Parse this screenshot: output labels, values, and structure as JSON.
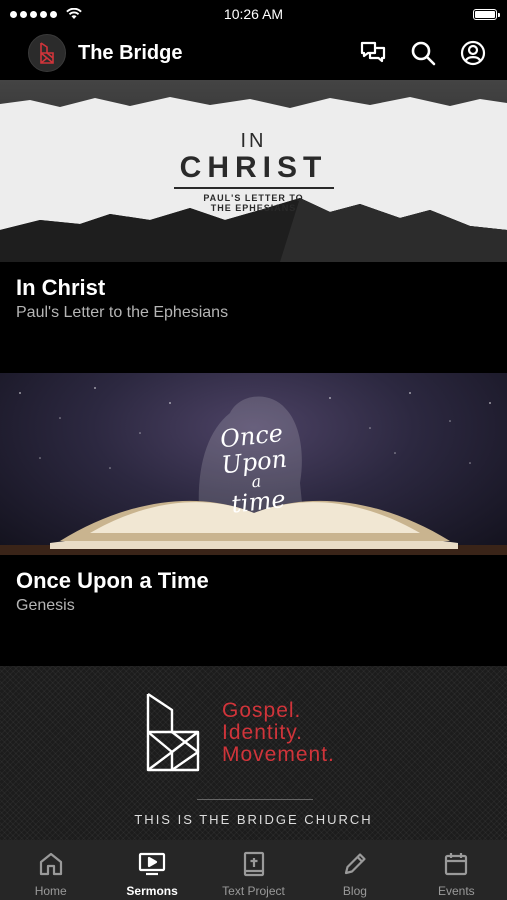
{
  "status_bar": {
    "time": "10:26 AM",
    "signal_dots": 5,
    "battery_level": 1.0
  },
  "header": {
    "title": "The Bridge",
    "icons": [
      "chat-icon",
      "search-icon",
      "profile-icon"
    ]
  },
  "sermon_series": [
    {
      "title": "In Christ",
      "subtitle": "Paul's Letter to the Ephesians",
      "banner": {
        "line1": "IN",
        "line2": "CHRIST",
        "line3": "PAUL'S LETTER TO",
        "line4": "THE EPHESIANS"
      }
    },
    {
      "title": "Once Upon a Time",
      "subtitle": "Genesis",
      "banner": {
        "script_1": "Once",
        "script_2": "Upon",
        "script_3": "a",
        "script_4": "time"
      }
    }
  ],
  "brand": {
    "tagline_1": "Gospel.",
    "tagline_2": "Identity.",
    "tagline_3": "Movement.",
    "footer": "THIS IS THE BRIDGE CHURCH",
    "accent_color": "#d0343a"
  },
  "tabs": [
    {
      "label": "Home",
      "icon": "home-icon",
      "active": false
    },
    {
      "label": "Sermons",
      "icon": "tv-icon",
      "active": true
    },
    {
      "label": "Text Project",
      "icon": "bible-icon",
      "active": false
    },
    {
      "label": "Blog",
      "icon": "pencil-icon",
      "active": false
    },
    {
      "label": "Events",
      "icon": "calendar-icon",
      "active": false
    }
  ]
}
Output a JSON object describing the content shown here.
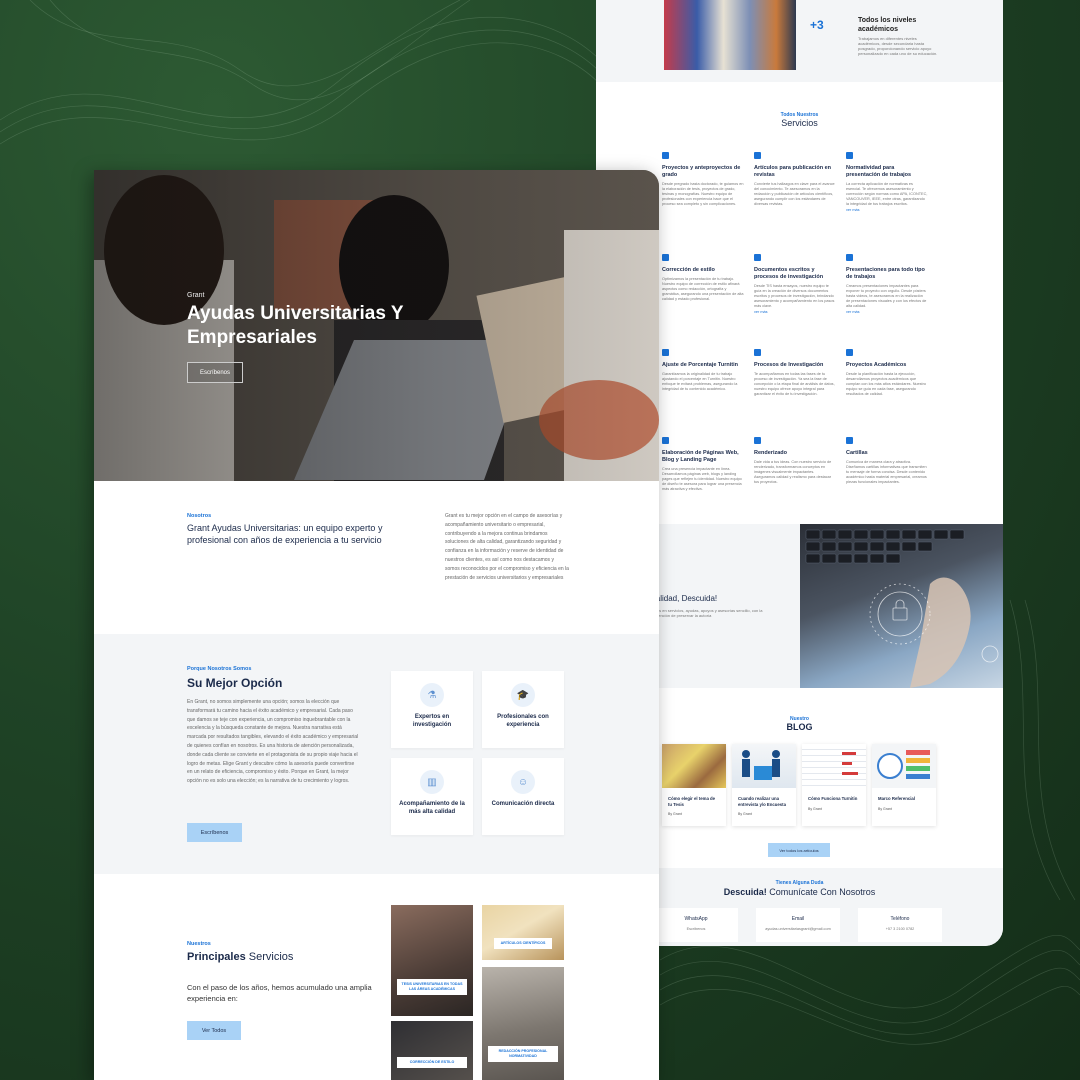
{
  "colors": {
    "background": "#1d3f23",
    "accent": "#1a72d6",
    "button": "#a9d2f6",
    "heading": "#1b2a4a"
  },
  "back_page": {
    "top_plus": "+3",
    "top_title": "Todos los niveles académicos",
    "top_text": "Trabajamos en diferentes niveles académicos, desde secundaria hasta posgrado, proporcionando servicio apoyo personalizado en cada uno de su educación.",
    "services": {
      "kicker": "Todos Nuestros",
      "title": "Servicios",
      "items": [
        {
          "title": "Proyectos y anteproyectos de grado",
          "text": "Desde pregrado hasta doctorado, te guiamos en la elaboración de tesis, proyectos de grado, tesinas y monografías. Nuestro equipo de profesionales con experiencia hace que el proceso sea completo y sin complicaciones.",
          "more": ""
        },
        {
          "title": "Artículos para publicación en revistas",
          "text": "Convierte tus hallazgos en clave para el avance del conocimiento. Te asesoramos en la redacción y publicación de artículos científicos, asegurando cumplir con los estándares de diversas revistas.",
          "more": ""
        },
        {
          "title": "Normatividad para presentación de trabajos",
          "text": "La correcta aplicación de normativas es esencial. Te ofrecemos asesoramiento y corrección según normas como APA, ICONTEC, VANCOUVER, IEEE, entre otras, garantizando la integridad de tus trabajos escritos.",
          "more": "ver más"
        },
        {
          "title": "Corrección de estilo",
          "text": "Optimizamos la presentación de tu trabajo. Nuestro equipo de corrección de estilo afinará aspectos como redacción, ortografía y gramática, asegurando una presentación de alta calidad y estado profesional.",
          "more": ""
        },
        {
          "title": "Documentos escritos y procesos de investigación",
          "text": "Desde TIS hasta ensayos, nuestro equipo te guía en la creación de diversos documentos escritos y procesos de investigación, brindando asesoramiento y acompañamiento en los pasos más clave.",
          "more": "ver más"
        },
        {
          "title": "Presentaciones para todo tipo de trabajos",
          "text": "Creamos presentaciones impactantes para exponer tu proyecto con orgullo. Desde pósters hasta videos, te asesoramos en la realización de presentaciones visuales y con los efectos de alta calidad.",
          "more": "ver más"
        },
        {
          "title": "Ajuste de Porcentaje Turnitin",
          "text": "Garantizamos la originalidad de tu trabajo ajustando el porcentaje en Turnitin. Nuestro enfoque te evitará problemas, asegurando la integridad de tu contenido académico.",
          "more": ""
        },
        {
          "title": "Procesos de Investigación",
          "text": "Te acompañamos en todas las fases de tu proceso de investigación. Ya sea la fase de concepción o la etapa final de análisis de datos, nuestro equipo ofrece apoyo integral para garantizar el éxito de tu investigación.",
          "more": ""
        },
        {
          "title": "Proyectos Académicos",
          "text": "Desde la planificación hasta la ejecución, desarrollamos proyectos académicos que cumplan con los más altos estándares. Nuestro equipo se guía en cada fase, asegurando resultados de calidad.",
          "more": ""
        },
        {
          "title": "Elaboración de Páginas Web, Blog y Landing Page",
          "text": "Crea una presencia impactante en línea. Desarrollamos páginas web, blogs y landing pages que reflejen tu identidad. Nuestro equipo de diseño te asesora para lograr una presencia más atractiva y efectiva.",
          "more": ""
        },
        {
          "title": "Renderizado",
          "text": "Dale vida a tus ideas. Con nuestro servicio de renderizado, transformamos conceptos en imágenes visualmente impactantes. Aseguramos calidad y realismo para destacar tus proyectos.",
          "more": ""
        },
        {
          "title": "Cartillas",
          "text": "Comunica de manera clara y atractiva. Diseñamos cartillas informativas que transmiten tu mensaje de forma concisa. Desde contenido académico hasta material empresarial, creamos piezas funcionales impactantes.",
          "more": ""
        }
      ]
    },
    "confid": {
      "title": "ialidad, Descuida!",
      "text": "ivos en servicios, ayudas, apoyos y asesorías sencillo, con la intención de preservar la autoría"
    },
    "blog": {
      "kicker": "Nuestro",
      "title": "BLOG",
      "cards": [
        {
          "title": "Cómo elegir el tema de tu Tesis",
          "by": "By Grant"
        },
        {
          "title": "Cuando realizar una entrevista y/o Encuesta",
          "by": "By Grant"
        },
        {
          "title": "Cómo Funciona Turnitin",
          "by": "By Grant"
        },
        {
          "title": "Marco Referencial",
          "by": "By Grant"
        }
      ],
      "button": "Ver todos los artículos"
    },
    "contact": {
      "kicker": "Tienes Alguna Duda",
      "title_bold": "Descuida!",
      "title_rest": " Comunícate Con Nosotros",
      "cards": [
        {
          "label": "WhatsApp",
          "value": "Escribenos"
        },
        {
          "label": "Email",
          "value": "ayudas.universitariasgrant@gmail.com"
        },
        {
          "label": "Teléfono",
          "value": "+57 3 2100 0782"
        }
      ]
    }
  },
  "front_page": {
    "hero": {
      "brand": "Grant",
      "title": "Ayudas Universitarias Y Empresariales",
      "button": "Escríbenos"
    },
    "about": {
      "kicker": "Nosotros",
      "title": "Grant Ayudas Universitarias: un equipo experto y profesional con años de experiencia a tu servicio",
      "text": "Grant es tu mejor opción en el campo de asesorías y acompañamiento universitario o empresarial, contribuyendo a la mejora continua brindamos soluciones de alta calidad, garantizando seguridad y confianza en la información y reserve de identidad de nuestros clientes, es así como nos destacamos y somos reconocidos por el compromiso y eficiencia en la prestación de servicios universitarios y empresariales"
    },
    "why": {
      "kicker": "Porque Nosotros Somos",
      "title": "Su Mejor Opción",
      "text": "En Grant, no somos simplemente una opción; somos la elección que transformará tu camino hacia el éxito académico y empresarial. Cada paso que damos se teje con experiencia, un compromiso inquebrantable con la excelencia y la búsqueda constante de mejora. Nuestra narrativa está marcada por resultados tangibles, elevando el éxito académico y empresarial de quienes confían en nosotros. Es una historia de atención personalizada, donde cada cliente se convierte en el protagonista de su propio viaje hacia el logro de metas. Elige Grant y descubre cómo la asesoría puede convertirse en un relato de eficiencia, compromiso y éxito. Porque en Grant, la mejor opción no es solo una elección; es la narrativa de tu crecimiento y logros.",
      "button": "Escríbenos",
      "features": [
        {
          "label": "Expertos en investigación",
          "icon": "microscope-icon"
        },
        {
          "label": "Profesionales con experiencia",
          "icon": "graduate-icon"
        },
        {
          "label": "Acompañamiento de la más alta calidad",
          "icon": "building-icon"
        },
        {
          "label": "Comunicación directa",
          "icon": "team-icon"
        }
      ]
    },
    "principales": {
      "kicker": "Nuestros",
      "title_bold": "Principales",
      "title_rest": " Servicios",
      "text": "Con el paso de los años, hemos acumulado una amplia experiencia en:",
      "button": "Ver Todos",
      "tiles": [
        "TESIS UNIVERSITARIAS EN TODAS LAS ÁREAS ACADÉMICAS",
        "ARTÍCULOS CIENTÍFICOS",
        "CORRECCIÓN DE ESTILO",
        "REDACCIÓN PROFESIONAL NORMATIVIDAD"
      ]
    }
  }
}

########

Problem description.
Report every line containing the word "Turnitin" from the listing above.

Reply.
          "title": "Ajuste de Porcentaje Turnitin",
          "text": "Garantizamos la originalidad de tu trabajo ajustando el porcentaje en Turnitin. Nuestro enfoque te evitará problemas, asegurando la integridad de tu contenido académico.",
          "title": "Cómo Funciona Turnitin",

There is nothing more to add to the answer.